> _GOAL OF THE EXERCISE_
Extract from the listing each line in which the word "Temperature" appears.

Start

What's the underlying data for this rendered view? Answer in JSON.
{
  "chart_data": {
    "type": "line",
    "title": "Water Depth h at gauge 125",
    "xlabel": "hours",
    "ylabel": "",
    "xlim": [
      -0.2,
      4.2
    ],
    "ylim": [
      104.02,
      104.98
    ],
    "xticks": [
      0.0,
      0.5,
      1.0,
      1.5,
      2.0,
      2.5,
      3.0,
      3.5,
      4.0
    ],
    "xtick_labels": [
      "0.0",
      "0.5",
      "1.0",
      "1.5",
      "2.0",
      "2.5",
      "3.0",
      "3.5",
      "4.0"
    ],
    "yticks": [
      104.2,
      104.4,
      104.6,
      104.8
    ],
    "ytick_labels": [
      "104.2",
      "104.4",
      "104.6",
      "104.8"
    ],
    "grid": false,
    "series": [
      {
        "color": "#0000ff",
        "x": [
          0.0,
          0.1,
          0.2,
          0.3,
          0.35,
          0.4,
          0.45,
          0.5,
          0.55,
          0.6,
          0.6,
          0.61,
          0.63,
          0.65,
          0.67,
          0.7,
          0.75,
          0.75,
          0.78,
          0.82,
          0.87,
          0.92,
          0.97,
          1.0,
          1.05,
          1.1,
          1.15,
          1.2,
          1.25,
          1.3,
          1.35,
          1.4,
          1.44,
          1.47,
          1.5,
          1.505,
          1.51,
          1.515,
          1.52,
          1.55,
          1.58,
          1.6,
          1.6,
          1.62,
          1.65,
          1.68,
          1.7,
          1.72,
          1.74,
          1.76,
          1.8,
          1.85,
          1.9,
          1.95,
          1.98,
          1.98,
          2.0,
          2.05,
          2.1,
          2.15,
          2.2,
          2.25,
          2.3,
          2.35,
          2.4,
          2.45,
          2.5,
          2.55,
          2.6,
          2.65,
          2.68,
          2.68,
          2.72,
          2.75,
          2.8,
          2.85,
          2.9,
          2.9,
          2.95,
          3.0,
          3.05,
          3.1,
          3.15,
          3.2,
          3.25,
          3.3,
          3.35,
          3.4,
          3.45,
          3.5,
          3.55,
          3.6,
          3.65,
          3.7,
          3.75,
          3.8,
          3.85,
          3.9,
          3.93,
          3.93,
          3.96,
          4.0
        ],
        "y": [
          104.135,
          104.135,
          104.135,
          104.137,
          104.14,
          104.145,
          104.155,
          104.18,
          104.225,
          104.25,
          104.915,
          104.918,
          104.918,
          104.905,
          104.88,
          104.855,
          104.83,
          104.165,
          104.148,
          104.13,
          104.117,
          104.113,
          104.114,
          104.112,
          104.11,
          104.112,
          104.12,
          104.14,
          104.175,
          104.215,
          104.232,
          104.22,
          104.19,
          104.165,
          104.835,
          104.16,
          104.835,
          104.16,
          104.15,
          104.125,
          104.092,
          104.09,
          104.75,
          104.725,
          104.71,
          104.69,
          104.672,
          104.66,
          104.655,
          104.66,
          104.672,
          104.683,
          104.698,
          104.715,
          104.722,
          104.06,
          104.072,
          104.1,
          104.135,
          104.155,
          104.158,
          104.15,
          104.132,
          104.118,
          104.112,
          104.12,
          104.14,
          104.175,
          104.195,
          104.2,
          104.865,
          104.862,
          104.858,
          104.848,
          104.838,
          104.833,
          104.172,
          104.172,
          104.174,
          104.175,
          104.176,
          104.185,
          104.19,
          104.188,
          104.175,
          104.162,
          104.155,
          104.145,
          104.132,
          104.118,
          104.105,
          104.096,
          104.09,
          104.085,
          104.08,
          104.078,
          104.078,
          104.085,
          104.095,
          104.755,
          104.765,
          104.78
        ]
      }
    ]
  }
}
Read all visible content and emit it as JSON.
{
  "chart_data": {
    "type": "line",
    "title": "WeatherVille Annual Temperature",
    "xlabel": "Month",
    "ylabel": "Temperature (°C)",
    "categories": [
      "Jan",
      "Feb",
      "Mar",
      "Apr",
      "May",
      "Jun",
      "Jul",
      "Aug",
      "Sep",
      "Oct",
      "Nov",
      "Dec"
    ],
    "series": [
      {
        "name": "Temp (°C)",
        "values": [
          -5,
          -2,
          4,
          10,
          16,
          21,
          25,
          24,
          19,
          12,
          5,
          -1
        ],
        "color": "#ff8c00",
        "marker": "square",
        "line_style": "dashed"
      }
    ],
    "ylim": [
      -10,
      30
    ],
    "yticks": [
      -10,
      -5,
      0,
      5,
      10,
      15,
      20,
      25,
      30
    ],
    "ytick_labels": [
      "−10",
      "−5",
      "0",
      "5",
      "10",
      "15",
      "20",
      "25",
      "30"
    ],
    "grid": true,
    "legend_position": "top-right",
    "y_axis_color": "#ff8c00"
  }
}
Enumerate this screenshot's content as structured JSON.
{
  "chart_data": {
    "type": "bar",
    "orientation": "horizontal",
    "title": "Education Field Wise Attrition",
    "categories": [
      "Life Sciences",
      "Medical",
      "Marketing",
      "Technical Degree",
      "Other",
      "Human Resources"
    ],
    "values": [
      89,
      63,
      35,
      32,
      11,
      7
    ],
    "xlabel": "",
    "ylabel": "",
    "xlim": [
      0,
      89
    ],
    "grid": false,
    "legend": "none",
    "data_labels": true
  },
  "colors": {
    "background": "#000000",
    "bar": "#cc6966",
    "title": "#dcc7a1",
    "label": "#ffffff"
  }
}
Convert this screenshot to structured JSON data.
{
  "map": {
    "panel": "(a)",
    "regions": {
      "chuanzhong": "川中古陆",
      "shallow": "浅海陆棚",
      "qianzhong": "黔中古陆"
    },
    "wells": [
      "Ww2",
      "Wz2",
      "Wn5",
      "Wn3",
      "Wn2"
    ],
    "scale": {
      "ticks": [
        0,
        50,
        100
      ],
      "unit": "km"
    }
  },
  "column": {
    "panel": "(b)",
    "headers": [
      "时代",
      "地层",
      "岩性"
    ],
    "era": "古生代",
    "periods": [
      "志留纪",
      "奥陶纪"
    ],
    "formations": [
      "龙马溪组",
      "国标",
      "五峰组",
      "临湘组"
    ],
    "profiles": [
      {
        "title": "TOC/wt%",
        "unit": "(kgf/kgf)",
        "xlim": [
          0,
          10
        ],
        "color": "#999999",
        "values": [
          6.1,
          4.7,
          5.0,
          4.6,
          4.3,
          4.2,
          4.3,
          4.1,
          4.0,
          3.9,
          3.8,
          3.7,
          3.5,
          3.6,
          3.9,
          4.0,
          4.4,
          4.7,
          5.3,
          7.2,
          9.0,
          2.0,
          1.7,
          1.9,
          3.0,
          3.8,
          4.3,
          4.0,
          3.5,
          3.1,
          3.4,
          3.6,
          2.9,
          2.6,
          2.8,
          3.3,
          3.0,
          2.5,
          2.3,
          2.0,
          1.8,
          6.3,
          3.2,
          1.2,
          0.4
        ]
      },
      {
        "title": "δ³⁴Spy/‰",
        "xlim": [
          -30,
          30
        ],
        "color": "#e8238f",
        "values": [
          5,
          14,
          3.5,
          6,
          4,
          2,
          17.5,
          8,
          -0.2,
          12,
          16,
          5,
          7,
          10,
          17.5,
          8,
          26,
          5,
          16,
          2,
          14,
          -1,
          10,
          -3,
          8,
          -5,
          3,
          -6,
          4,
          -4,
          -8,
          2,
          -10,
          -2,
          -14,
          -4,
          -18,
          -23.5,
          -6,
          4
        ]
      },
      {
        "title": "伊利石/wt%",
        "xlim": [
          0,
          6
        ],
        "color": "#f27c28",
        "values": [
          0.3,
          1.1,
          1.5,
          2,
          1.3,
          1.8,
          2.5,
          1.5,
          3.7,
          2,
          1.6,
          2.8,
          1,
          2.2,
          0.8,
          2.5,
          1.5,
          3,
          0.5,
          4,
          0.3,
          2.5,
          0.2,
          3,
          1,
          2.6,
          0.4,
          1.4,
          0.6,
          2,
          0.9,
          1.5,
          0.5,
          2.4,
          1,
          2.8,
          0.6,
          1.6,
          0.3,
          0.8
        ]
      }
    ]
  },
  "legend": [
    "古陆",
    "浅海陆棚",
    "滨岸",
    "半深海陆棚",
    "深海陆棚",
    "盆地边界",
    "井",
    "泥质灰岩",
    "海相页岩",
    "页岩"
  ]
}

End

> _RESULT_
    "title": "WeatherVille Annual Temperature",
    "ylabel": "Temperature (°C)",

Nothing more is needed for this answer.